[Excerpts from a figure dataset]
--------------------

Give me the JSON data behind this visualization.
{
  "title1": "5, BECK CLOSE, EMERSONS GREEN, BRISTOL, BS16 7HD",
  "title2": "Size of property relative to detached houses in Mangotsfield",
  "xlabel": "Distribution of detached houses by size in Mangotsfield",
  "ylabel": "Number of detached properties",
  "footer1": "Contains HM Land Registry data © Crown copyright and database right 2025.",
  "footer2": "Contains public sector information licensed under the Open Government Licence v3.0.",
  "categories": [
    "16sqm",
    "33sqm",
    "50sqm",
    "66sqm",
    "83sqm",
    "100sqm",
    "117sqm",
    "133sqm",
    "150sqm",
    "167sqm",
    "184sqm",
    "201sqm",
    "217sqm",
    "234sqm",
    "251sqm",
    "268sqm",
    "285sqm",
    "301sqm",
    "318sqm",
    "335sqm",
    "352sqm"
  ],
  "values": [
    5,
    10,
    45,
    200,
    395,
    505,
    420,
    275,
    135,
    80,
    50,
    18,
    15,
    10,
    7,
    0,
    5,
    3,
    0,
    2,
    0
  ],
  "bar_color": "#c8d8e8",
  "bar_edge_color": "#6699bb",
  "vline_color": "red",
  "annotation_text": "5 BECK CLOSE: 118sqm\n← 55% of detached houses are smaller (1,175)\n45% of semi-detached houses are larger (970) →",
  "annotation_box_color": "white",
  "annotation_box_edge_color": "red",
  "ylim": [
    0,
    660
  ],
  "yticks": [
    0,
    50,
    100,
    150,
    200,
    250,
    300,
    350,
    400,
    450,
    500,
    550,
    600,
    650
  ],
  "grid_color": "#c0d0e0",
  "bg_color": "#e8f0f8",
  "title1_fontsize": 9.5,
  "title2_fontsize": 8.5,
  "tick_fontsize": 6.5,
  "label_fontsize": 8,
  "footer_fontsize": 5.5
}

--------------------

§ **What this task involves**
Please set down the whole listing above without altering a single line.

§ **Written response**
Give me the JSON data behind this visualization.
{
  "title1": "5, BECK CLOSE, EMERSONS GREEN, BRISTOL, BS16 7HD",
  "title2": "Size of property relative to detached houses in Mangotsfield",
  "xlabel": "Distribution of detached houses by size in Mangotsfield",
  "ylabel": "Number of detached properties",
  "footer1": "Contains HM Land Registry data © Crown copyright and database right 2025.",
  "footer2": "Contains public sector information licensed under the Open Government Licence v3.0.",
  "categories": [
    "16sqm",
    "33sqm",
    "50sqm",
    "66sqm",
    "83sqm",
    "100sqm",
    "117sqm",
    "133sqm",
    "150sqm",
    "167sqm",
    "184sqm",
    "201sqm",
    "217sqm",
    "234sqm",
    "251sqm",
    "268sqm",
    "285sqm",
    "301sqm",
    "318sqm",
    "335sqm",
    "352sqm"
  ],
  "values": [
    5,
    10,
    45,
    200,
    395,
    505,
    420,
    275,
    135,
    80,
    50,
    18,
    15,
    10,
    7,
    0,
    5,
    3,
    0,
    2,
    0
  ],
  "bar_color": "#c8d8e8",
  "bar_edge_color": "#6699bb",
  "vline_color": "red",
  "annotation_text": "5 BECK CLOSE: 118sqm\n← 55% of detached houses are smaller (1,175)\n45% of semi-detached houses are larger (970) →",
  "annotation_box_color": "white",
  "annotation_box_edge_color": "red",
  "ylim": [
    0,
    660
  ],
  "yticks": [
    0,
    50,
    100,
    150,
    200,
    250,
    300,
    350,
    400,
    450,
    500,
    550,
    600,
    650
  ],
  "grid_color": "#c0d0e0",
  "bg_color": "#e8f0f8",
  "title1_fontsize": 9.5,
  "title2_fontsize": 8.5,
  "tick_fontsize": 6.5,
  "label_fontsize": 8,
  "footer_fontsize": 5.5
}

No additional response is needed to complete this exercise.